>> Begin Supplied entries

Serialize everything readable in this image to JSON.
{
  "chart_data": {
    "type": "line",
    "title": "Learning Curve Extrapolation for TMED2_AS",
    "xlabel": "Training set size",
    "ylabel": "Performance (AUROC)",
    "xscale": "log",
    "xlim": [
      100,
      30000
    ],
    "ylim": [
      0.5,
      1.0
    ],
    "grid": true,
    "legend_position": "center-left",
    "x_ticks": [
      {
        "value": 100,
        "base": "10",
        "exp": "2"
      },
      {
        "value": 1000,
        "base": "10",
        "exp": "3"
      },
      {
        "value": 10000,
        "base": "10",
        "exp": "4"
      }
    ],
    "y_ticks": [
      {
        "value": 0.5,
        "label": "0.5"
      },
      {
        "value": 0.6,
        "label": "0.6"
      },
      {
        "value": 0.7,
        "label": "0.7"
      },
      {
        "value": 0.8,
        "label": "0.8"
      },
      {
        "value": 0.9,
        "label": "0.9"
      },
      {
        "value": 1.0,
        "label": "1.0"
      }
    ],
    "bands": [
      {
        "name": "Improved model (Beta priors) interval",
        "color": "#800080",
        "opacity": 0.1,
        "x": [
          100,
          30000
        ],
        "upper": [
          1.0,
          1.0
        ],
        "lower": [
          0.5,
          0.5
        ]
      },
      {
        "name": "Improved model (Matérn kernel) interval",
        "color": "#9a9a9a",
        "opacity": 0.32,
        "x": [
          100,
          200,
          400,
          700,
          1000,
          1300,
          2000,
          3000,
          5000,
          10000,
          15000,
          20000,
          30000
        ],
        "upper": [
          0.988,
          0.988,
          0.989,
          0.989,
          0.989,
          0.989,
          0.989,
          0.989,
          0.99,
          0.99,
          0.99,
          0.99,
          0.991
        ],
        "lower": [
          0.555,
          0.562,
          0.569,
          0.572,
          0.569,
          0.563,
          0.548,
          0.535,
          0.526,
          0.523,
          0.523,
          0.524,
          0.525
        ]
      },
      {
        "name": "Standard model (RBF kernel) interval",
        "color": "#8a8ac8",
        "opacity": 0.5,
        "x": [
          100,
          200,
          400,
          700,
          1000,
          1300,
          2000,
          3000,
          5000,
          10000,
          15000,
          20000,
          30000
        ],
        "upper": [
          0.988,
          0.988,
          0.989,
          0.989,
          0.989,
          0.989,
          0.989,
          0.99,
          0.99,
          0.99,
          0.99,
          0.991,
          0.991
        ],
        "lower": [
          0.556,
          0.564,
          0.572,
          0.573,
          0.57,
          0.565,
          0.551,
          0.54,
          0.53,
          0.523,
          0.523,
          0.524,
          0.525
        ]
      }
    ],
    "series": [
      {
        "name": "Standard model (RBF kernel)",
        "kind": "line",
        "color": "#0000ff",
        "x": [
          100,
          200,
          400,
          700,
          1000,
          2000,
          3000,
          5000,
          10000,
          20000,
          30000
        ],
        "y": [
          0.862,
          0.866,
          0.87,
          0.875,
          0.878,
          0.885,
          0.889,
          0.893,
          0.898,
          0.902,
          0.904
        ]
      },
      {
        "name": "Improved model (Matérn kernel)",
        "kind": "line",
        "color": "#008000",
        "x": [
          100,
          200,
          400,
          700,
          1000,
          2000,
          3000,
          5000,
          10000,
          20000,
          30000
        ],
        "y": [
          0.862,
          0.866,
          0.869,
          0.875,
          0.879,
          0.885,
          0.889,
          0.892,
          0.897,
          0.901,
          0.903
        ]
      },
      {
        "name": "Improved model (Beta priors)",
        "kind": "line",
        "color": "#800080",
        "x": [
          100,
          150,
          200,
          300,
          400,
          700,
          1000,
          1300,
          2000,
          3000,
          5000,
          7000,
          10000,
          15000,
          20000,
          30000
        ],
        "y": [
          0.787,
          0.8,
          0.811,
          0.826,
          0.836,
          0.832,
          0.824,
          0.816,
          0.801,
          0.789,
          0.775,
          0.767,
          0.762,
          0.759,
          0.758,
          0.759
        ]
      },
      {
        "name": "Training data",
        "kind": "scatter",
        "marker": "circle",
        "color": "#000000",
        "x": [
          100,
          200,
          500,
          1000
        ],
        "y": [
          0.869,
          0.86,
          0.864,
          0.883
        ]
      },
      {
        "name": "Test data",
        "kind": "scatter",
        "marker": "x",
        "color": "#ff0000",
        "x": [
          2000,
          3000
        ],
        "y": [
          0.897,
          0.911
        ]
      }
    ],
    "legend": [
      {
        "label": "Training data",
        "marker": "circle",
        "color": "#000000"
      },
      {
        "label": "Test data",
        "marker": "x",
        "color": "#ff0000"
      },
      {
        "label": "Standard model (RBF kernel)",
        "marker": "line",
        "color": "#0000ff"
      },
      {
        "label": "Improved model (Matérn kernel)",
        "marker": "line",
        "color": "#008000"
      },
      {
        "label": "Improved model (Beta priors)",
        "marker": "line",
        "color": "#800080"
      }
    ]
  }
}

>> End Supplied entries

## Challenge
How many lines in the records hold the string "Standard"? Reply with the number alone.

## Solution for this problem
3